What is being asked |
Copy the records below exactly, omitting any pictures they contain.

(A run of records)
·····
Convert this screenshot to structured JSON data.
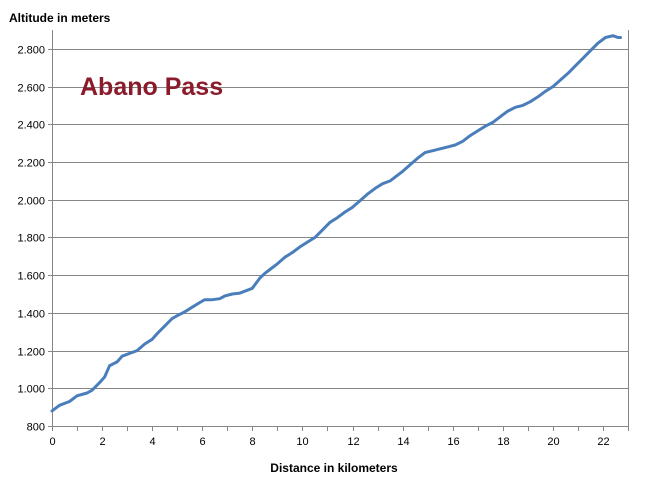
{
  "chart_data": {
    "type": "line",
    "title": "Abano Pass",
    "xlabel": "Distance in kilometers",
    "ylabel": "Altitude in meters",
    "xlim": [
      0,
      23
    ],
    "ylim": [
      800,
      2900
    ],
    "x_ticks": [
      "0",
      "2",
      "4",
      "6",
      "8",
      "10",
      "12",
      "14",
      "16",
      "18",
      "20",
      "22"
    ],
    "y_ticks": [
      "800",
      "1.000",
      "1.200",
      "1.400",
      "1.600",
      "1.800",
      "2.000",
      "2.200",
      "2.400",
      "2.600",
      "2.800"
    ],
    "grid": true,
    "legend": "none",
    "colors": {
      "line": "#4a7ebb",
      "title": "#8b1a2b",
      "grid": "#868686"
    },
    "series": [
      {
        "x": [
          0,
          0.3,
          0.7,
          1.0,
          1.4,
          1.6,
          1.9,
          2.1,
          2.3,
          2.6,
          2.8,
          3.1,
          3.4,
          3.7,
          4.0,
          4.2,
          4.5,
          4.8,
          5.0,
          5.3,
          5.6,
          5.9,
          6.1,
          6.4,
          6.7,
          6.9,
          7.2,
          7.5,
          7.7,
          8.0,
          8.3,
          8.5,
          8.7,
          9.0,
          9.3,
          9.6,
          9.9,
          10.2,
          10.5,
          10.8,
          11.1,
          11.4,
          11.7,
          12.0,
          12.3,
          12.6,
          12.9,
          13.2,
          13.5,
          13.8,
          14.0,
          14.3,
          14.6,
          14.9,
          15.2,
          15.5,
          15.8,
          16.1,
          16.4,
          16.7,
          17.0,
          17.3,
          17.6,
          17.9,
          18.2,
          18.5,
          18.8,
          19.1,
          19.4,
          19.7,
          20.0,
          20.3,
          20.6,
          20.9,
          21.2,
          21.5,
          21.8,
          22.1,
          22.4,
          22.6,
          22.7
        ],
        "y": [
          880,
          910,
          930,
          960,
          975,
          990,
          1030,
          1060,
          1120,
          1140,
          1170,
          1185,
          1200,
          1235,
          1260,
          1290,
          1330,
          1370,
          1385,
          1405,
          1430,
          1455,
          1470,
          1470,
          1475,
          1490,
          1500,
          1505,
          1515,
          1530,
          1585,
          1610,
          1630,
          1660,
          1695,
          1720,
          1750,
          1775,
          1800,
          1840,
          1880,
          1905,
          1935,
          1960,
          1995,
          2030,
          2060,
          2085,
          2100,
          2130,
          2150,
          2185,
          2220,
          2250,
          2260,
          2270,
          2280,
          2290,
          2310,
          2340,
          2365,
          2390,
          2410,
          2440,
          2470,
          2490,
          2500,
          2520,
          2545,
          2575,
          2600,
          2635,
          2670,
          2710,
          2750,
          2790,
          2830,
          2860,
          2870,
          2860,
          2860
        ]
      }
    ]
  }
}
·····
Finished answer |
Convert this screenshot to structured JSON data.
{
  "chart_data": {
    "type": "line",
    "title": "Abano Pass",
    "xlabel": "Distance in kilometers",
    "ylabel": "Altitude in meters",
    "xlim": [
      0,
      23
    ],
    "ylim": [
      800,
      2900
    ],
    "x_ticks": [
      "0",
      "2",
      "4",
      "6",
      "8",
      "10",
      "12",
      "14",
      "16",
      "18",
      "20",
      "22"
    ],
    "y_ticks": [
      "800",
      "1.000",
      "1.200",
      "1.400",
      "1.600",
      "1.800",
      "2.000",
      "2.200",
      "2.400",
      "2.600",
      "2.800"
    ],
    "grid": true,
    "legend": "none",
    "colors": {
      "line": "#4a7ebb",
      "title": "#8b1a2b",
      "grid": "#868686"
    },
    "series": [
      {
        "x": [
          0,
          0.3,
          0.7,
          1.0,
          1.4,
          1.6,
          1.9,
          2.1,
          2.3,
          2.6,
          2.8,
          3.1,
          3.4,
          3.7,
          4.0,
          4.2,
          4.5,
          4.8,
          5.0,
          5.3,
          5.6,
          5.9,
          6.1,
          6.4,
          6.7,
          6.9,
          7.2,
          7.5,
          7.7,
          8.0,
          8.3,
          8.5,
          8.7,
          9.0,
          9.3,
          9.6,
          9.9,
          10.2,
          10.5,
          10.8,
          11.1,
          11.4,
          11.7,
          12.0,
          12.3,
          12.6,
          12.9,
          13.2,
          13.5,
          13.8,
          14.0,
          14.3,
          14.6,
          14.9,
          15.2,
          15.5,
          15.8,
          16.1,
          16.4,
          16.7,
          17.0,
          17.3,
          17.6,
          17.9,
          18.2,
          18.5,
          18.8,
          19.1,
          19.4,
          19.7,
          20.0,
          20.3,
          20.6,
          20.9,
          21.2,
          21.5,
          21.8,
          22.1,
          22.4,
          22.6,
          22.7
        ],
        "y": [
          880,
          910,
          930,
          960,
          975,
          990,
          1030,
          1060,
          1120,
          1140,
          1170,
          1185,
          1200,
          1235,
          1260,
          1290,
          1330,
          1370,
          1385,
          1405,
          1430,
          1455,
          1470,
          1470,
          1475,
          1490,
          1500,
          1505,
          1515,
          1530,
          1585,
          1610,
          1630,
          1660,
          1695,
          1720,
          1750,
          1775,
          1800,
          1840,
          1880,
          1905,
          1935,
          1960,
          1995,
          2030,
          2060,
          2085,
          2100,
          2130,
          2150,
          2185,
          2220,
          2250,
          2260,
          2270,
          2280,
          2290,
          2310,
          2340,
          2365,
          2390,
          2410,
          2440,
          2470,
          2490,
          2500,
          2520,
          2545,
          2575,
          2600,
          2635,
          2670,
          2710,
          2750,
          2790,
          2830,
          2860,
          2870,
          2860,
          2860
        ]
      }
    ]
  }
}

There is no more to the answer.